*What you have to do:*
Copy the records below exactly as they are written.
#####
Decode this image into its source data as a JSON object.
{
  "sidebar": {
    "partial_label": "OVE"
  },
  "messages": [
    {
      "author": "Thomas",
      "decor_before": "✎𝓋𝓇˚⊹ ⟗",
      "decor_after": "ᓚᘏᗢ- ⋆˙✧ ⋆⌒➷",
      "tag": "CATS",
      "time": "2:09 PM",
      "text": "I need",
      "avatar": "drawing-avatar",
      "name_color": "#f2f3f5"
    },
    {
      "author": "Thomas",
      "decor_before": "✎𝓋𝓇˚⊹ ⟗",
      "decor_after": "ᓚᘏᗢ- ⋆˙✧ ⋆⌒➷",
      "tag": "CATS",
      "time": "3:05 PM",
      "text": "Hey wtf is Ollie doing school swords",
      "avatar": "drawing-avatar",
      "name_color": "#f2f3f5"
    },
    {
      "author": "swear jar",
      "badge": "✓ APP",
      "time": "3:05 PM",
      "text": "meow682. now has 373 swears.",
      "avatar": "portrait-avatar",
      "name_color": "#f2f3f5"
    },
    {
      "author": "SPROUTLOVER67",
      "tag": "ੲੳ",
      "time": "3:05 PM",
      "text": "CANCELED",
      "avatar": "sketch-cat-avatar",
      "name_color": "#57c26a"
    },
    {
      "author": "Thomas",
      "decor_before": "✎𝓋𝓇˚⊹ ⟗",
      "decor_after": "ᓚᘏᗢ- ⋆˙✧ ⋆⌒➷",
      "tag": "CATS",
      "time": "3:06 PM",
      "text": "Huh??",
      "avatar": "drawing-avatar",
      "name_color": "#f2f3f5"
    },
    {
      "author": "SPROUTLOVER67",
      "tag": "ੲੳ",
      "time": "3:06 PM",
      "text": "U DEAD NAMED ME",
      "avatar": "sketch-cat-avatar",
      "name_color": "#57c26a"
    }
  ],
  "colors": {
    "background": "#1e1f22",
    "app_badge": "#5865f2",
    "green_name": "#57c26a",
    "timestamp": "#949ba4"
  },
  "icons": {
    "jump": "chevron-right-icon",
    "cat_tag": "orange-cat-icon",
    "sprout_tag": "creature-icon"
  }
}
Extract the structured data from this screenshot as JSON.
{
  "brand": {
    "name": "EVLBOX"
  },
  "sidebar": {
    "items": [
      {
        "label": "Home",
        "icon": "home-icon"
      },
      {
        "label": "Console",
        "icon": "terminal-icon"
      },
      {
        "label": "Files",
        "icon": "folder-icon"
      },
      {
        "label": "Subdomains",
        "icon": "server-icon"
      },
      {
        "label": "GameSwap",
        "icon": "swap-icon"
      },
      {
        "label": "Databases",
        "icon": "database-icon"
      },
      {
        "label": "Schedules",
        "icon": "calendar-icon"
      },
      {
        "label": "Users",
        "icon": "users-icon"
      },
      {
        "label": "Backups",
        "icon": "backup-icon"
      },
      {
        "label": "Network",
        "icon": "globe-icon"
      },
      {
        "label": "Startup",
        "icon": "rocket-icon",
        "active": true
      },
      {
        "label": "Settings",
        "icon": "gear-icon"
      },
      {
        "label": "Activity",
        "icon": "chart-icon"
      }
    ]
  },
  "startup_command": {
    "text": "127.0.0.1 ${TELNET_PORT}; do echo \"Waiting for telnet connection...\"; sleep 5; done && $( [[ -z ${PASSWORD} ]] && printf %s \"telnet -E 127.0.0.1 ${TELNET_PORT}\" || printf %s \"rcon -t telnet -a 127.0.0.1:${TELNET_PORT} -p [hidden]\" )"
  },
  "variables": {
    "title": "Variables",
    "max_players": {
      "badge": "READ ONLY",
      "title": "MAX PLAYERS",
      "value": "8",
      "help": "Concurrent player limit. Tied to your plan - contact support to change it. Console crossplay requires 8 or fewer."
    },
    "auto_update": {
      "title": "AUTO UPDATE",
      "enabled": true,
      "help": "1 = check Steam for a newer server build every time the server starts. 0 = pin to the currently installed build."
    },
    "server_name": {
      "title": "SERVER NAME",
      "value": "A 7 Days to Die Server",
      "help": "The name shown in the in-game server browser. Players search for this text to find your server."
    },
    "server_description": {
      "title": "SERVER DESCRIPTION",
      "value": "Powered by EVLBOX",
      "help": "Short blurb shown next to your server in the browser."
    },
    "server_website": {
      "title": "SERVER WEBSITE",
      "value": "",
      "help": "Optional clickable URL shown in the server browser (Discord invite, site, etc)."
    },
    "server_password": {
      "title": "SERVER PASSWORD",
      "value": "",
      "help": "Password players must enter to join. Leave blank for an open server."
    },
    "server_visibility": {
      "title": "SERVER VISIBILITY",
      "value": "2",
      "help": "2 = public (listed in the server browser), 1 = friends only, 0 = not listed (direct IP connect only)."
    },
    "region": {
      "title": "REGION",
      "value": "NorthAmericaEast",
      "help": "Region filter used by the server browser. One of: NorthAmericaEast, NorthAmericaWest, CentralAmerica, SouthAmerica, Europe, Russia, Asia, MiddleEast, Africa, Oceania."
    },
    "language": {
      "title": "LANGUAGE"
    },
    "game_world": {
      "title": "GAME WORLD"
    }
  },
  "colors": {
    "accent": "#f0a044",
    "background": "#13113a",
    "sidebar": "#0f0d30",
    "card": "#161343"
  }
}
#####
*Finished answer:*
Decode this image into its source data as a JSON object.
{
  "sidebar": {
    "partial_label": "OVE"
  },
  "messages": [
    {
      "author": "Thomas",
      "decor_before": "✎𝓋𝓇˚⊹ ⟗",
      "decor_after": "ᓚᘏᗢ- ⋆˙✧ ⋆⌒➷",
      "tag": "CATS",
      "time": "2:09 PM",
      "text": "I need",
      "avatar": "drawing-avatar",
      "name_color": "#f2f3f5"
    },
    {
      "author": "Thomas",
      "decor_before": "✎𝓋𝓇˚⊹ ⟗",
      "decor_after": "ᓚᘏᗢ- ⋆˙✧ ⋆⌒➷",
      "tag": "CATS",
      "time": "3:05 PM",
      "text": "Hey wtf is Ollie doing school swords",
      "avatar": "drawing-avatar",
      "name_color": "#f2f3f5"
    },
    {
      "author": "swear jar",
      "badge": "✓ APP",
      "time": "3:05 PM",
      "text": "meow682. now has 373 swears.",
      "avatar": "portrait-avatar",
      "name_color": "#f2f3f5"
    },
    {
      "author": "SPROUTLOVER67",
      "tag": "ੲੳ",
      "time": "3:05 PM",
      "text": "CANCELED",
      "avatar": "sketch-cat-avatar",
      "name_color": "#57c26a"
    },
    {
      "author": "Thomas",
      "decor_before": "✎𝓋𝓇˚⊹ ⟗",
      "decor_after": "ᓚᘏᗢ- ⋆˙✧ ⋆⌒➷",
      "tag": "CATS",
      "time": "3:06 PM",
      "text": "Huh??",
      "avatar": "drawing-avatar",
      "name_color": "#f2f3f5"
    },
    {
      "author": "SPROUTLOVER67",
      "tag": "ੲੳ",
      "time": "3:06 PM",
      "text": "U DEAD NAMED ME",
      "avatar": "sketch-cat-avatar",
      "name_color": "#57c26a"
    }
  ],
  "colors": {
    "background": "#1e1f22",
    "app_badge": "#5865f2",
    "green_name": "#57c26a",
    "timestamp": "#949ba4"
  },
  "icons": {
    "jump": "chevron-right-icon",
    "cat_tag": "orange-cat-icon",
    "sprout_tag": "creature-icon"
  }
}
Extract the structured data from this screenshot as JSON.
{
  "brand": {
    "name": "EVLBOX"
  },
  "sidebar": {
    "items": [
      {
        "label": "Home",
        "icon": "home-icon"
      },
      {
        "label": "Console",
        "icon": "terminal-icon"
      },
      {
        "label": "Files",
        "icon": "folder-icon"
      },
      {
        "label": "Subdomains",
        "icon": "server-icon"
      },
      {
        "label": "GameSwap",
        "icon": "swap-icon"
      },
      {
        "label": "Databases",
        "icon": "database-icon"
      },
      {
        "label": "Schedules",
        "icon": "calendar-icon"
      },
      {
        "label": "Users",
        "icon": "users-icon"
      },
      {
        "label": "Backups",
        "icon": "backup-icon"
      },
      {
        "label": "Network",
        "icon": "globe-icon"
      },
      {
        "label": "Startup",
        "icon": "rocket-icon",
        "active": true
      },
      {
        "label": "Settings",
        "icon": "gear-icon"
      },
      {
        "label": "Activity",
        "icon": "chart-icon"
      }
    ]
  },
  "startup_command": {
    "text": "127.0.0.1 ${TELNET_PORT}; do echo \"Waiting for telnet connection...\"; sleep 5; done && $( [[ -z ${PASSWORD} ]] && printf %s \"telnet -E 127.0.0.1 ${TELNET_PORT}\" || printf %s \"rcon -t telnet -a 127.0.0.1:${TELNET_PORT} -p [hidden]\" )"
  },
  "variables": {
    "title": "Variables",
    "max_players": {
      "badge": "READ ONLY",
      "title": "MAX PLAYERS",
      "value": "8",
      "help": "Concurrent player limit. Tied to your plan - contact support to change it. Console crossplay requires 8 or fewer."
    },
    "auto_update": {
      "title": "AUTO UPDATE",
      "enabled": true,
      "help": "1 = check Steam for a newer server build every time the server starts. 0 = pin to the currently installed build."
    },
    "server_name": {
      "title": "SERVER NAME",
      "value": "A 7 Days to Die Server",
      "help": "The name shown in the in-game server browser. Players search for this text to find your server."
    },
    "server_description": {
      "title": "SERVER DESCRIPTION",
      "value": "Powered by EVLBOX",
      "help": "Short blurb shown next to your server in the browser."
    },
    "server_website": {
      "title": "SERVER WEBSITE",
      "value": "",
      "help": "Optional clickable URL shown in the server browser (Discord invite, site, etc)."
    },
    "server_password": {
      "title": "SERVER PASSWORD",
      "value": "",
      "help": "Password players must enter to join. Leave blank for an open server."
    },
    "server_visibility": {
      "title": "SERVER VISIBILITY",
      "value": "2",
      "help": "2 = public (listed in the server browser), 1 = friends only, 0 = not listed (direct IP connect only)."
    },
    "region": {
      "title": "REGION",
      "value": "NorthAmericaEast",
      "help": "Region filter used by the server browser. One of: NorthAmericaEast, NorthAmericaWest, CentralAmerica, SouthAmerica, Europe, Russia, Asia, MiddleEast, Africa, Oceania."
    },
    "language": {
      "title": "LANGUAGE"
    },
    "game_world": {
      "title": "GAME WORLD"
    }
  },
  "colors": {
    "accent": "#f0a044",
    "background": "#13113a",
    "sidebar": "#0f0d30",
    "card": "#161343"
  }
}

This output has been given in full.